Work to be completed:
For each line in the data below that holds "truyền", return a copy.

════════════════════

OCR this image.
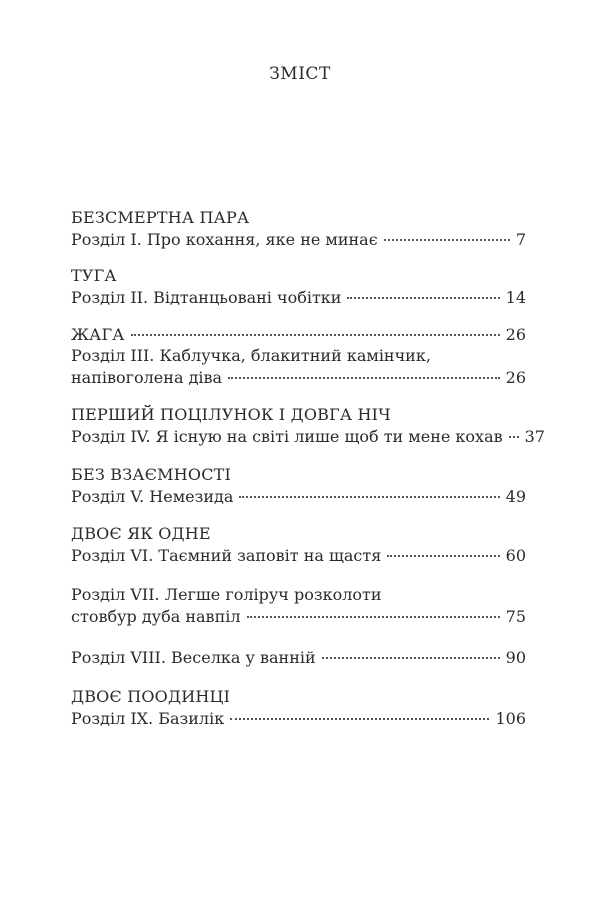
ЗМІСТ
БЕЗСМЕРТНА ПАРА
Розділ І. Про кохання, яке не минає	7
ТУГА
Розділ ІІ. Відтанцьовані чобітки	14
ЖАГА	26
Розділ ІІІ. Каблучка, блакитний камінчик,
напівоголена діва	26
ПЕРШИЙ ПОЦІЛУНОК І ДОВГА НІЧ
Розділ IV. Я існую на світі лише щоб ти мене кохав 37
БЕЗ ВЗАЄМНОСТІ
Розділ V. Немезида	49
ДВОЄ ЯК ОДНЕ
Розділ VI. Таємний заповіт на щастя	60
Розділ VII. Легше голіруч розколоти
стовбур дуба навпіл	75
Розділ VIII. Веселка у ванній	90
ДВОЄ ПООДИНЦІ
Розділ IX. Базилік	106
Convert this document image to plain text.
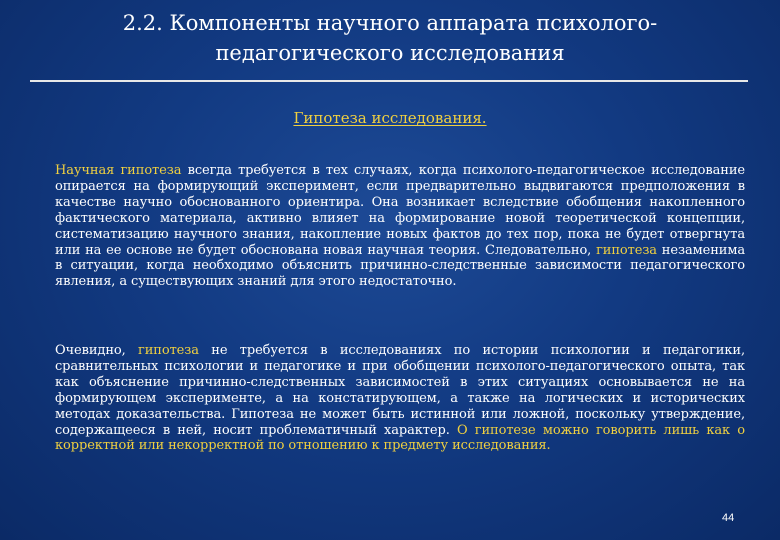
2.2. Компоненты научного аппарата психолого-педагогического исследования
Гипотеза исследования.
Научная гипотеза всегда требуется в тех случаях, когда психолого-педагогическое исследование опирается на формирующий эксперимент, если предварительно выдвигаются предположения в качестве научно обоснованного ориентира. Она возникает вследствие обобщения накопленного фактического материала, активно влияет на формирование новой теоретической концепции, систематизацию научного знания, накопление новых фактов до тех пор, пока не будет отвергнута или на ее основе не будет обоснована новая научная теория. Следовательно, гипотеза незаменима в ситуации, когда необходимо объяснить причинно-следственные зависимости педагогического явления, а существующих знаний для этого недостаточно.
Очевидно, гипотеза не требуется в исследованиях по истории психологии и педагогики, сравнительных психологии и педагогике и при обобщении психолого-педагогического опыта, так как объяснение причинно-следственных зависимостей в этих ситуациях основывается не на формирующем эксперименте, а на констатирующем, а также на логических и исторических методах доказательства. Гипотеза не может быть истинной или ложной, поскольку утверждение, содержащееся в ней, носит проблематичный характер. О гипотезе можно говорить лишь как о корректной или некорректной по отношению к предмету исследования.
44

════════════════════

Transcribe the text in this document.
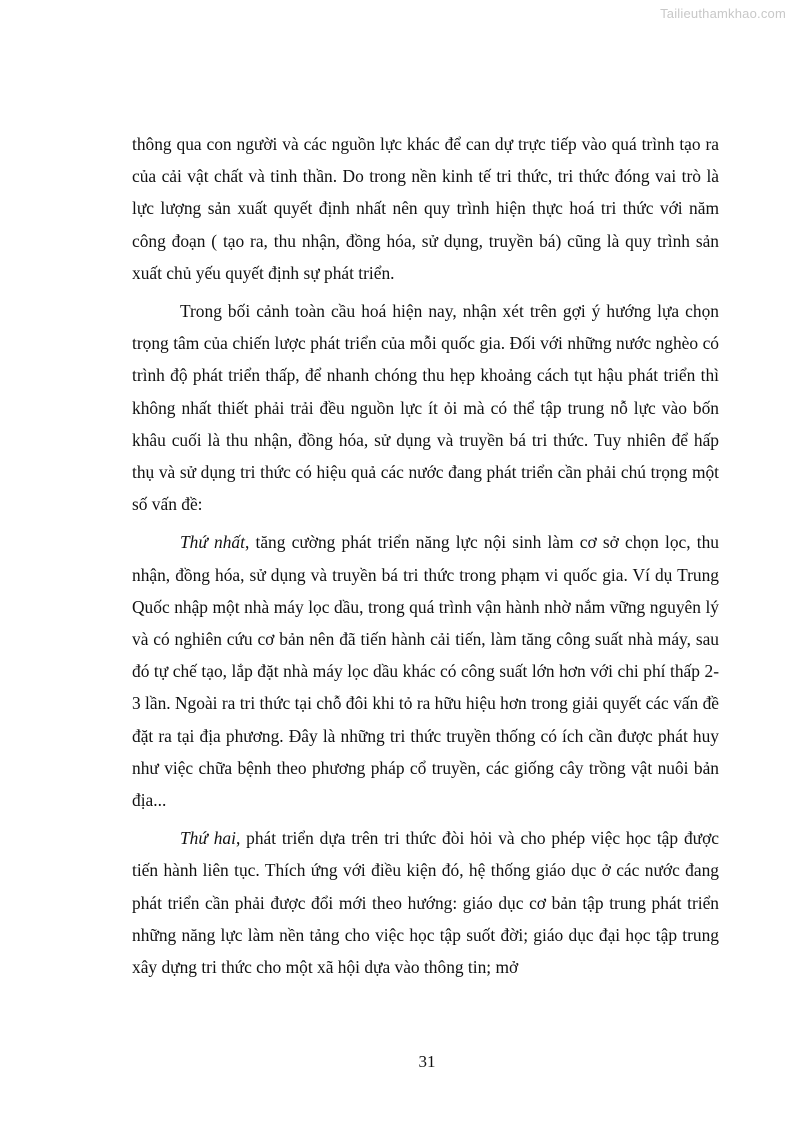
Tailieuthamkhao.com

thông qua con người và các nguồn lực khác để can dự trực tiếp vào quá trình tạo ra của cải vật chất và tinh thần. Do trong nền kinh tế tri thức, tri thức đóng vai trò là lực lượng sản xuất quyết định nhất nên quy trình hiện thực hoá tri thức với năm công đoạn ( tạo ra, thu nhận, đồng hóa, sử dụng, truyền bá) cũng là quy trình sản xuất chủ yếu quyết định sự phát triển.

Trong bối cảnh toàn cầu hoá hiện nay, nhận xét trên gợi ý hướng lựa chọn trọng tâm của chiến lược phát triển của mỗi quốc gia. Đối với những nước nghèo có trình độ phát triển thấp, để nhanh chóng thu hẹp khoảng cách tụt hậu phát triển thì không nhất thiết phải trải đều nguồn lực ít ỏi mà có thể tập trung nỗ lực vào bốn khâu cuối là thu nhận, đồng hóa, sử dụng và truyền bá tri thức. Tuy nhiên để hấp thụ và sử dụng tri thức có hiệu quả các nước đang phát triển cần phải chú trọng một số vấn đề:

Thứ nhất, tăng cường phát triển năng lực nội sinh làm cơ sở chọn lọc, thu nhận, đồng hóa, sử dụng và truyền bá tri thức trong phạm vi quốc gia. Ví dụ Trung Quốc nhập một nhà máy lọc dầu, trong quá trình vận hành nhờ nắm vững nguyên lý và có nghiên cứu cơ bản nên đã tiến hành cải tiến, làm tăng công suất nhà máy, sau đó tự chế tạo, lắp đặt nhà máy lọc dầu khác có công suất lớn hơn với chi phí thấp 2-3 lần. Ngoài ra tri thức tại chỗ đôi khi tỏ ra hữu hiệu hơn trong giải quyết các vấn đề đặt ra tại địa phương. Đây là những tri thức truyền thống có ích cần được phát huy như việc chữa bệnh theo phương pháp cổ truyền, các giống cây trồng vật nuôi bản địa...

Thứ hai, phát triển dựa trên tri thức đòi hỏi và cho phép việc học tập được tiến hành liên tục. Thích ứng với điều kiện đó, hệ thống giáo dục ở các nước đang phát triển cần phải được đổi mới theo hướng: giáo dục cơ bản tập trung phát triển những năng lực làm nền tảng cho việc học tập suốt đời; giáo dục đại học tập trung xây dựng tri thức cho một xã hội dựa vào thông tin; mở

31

════════════════════

Exercise response:
thông qua con người và các nguồn lực khác để can dự trực tiếp vào quá trình tạo ra của cải vật chất và tinh thần. Do trong nền kinh tế tri thức, tri thức đóng vai trò là lực lượng sản xuất quyết định nhất nên quy trình hiện thực hoá tri thức với năm công đoạn ( tạo ra, thu nhận, đồng hóa, sử dụng, truyền bá) cũng là quy trình sản xuất chủ yếu quyết định sự phát triển.
Trong bối cảnh toàn cầu hoá hiện nay, nhận xét trên gợi ý hướng lựa chọn trọng tâm của chiến lược phát triển của mỗi quốc gia. Đối với những nước nghèo có trình độ phát triển thấp, để nhanh chóng thu hẹp khoảng cách tụt hậu phát triển thì không nhất thiết phải trải đều nguồn lực ít ỏi mà có thể tập trung nỗ lực vào bốn khâu cuối là thu nhận, đồng hóa, sử dụng và truyền bá tri thức. Tuy nhiên để hấp thụ và sử dụng tri thức có hiệu quả các nước đang phát triển cần phải chú trọng một số vấn đề:
Thứ nhất, tăng cường phát triển năng lực nội sinh làm cơ sở chọn lọc, thu nhận, đồng hóa, sử dụng và truyền bá tri thức trong phạm vi quốc gia. Ví dụ Trung Quốc nhập một nhà máy lọc dầu, trong quá trình vận hành nhờ nắm vững nguyên lý và có nghiên cứu cơ bản nên đã tiến hành cải tiến, làm tăng công suất nhà máy, sau đó tự chế tạo, lắp đặt nhà máy lọc dầu khác có công suất lớn hơn với chi phí thấp 2-3 lần. Ngoài ra tri thức tại chỗ đôi khi tỏ ra hữu hiệu hơn trong giải quyết các vấn đề đặt ra tại địa phương. Đây là những tri thức truyền thống có ích cần được phát huy như việc chữa bệnh theo phương pháp cổ truyền, các giống cây trồng vật nuôi bản địa...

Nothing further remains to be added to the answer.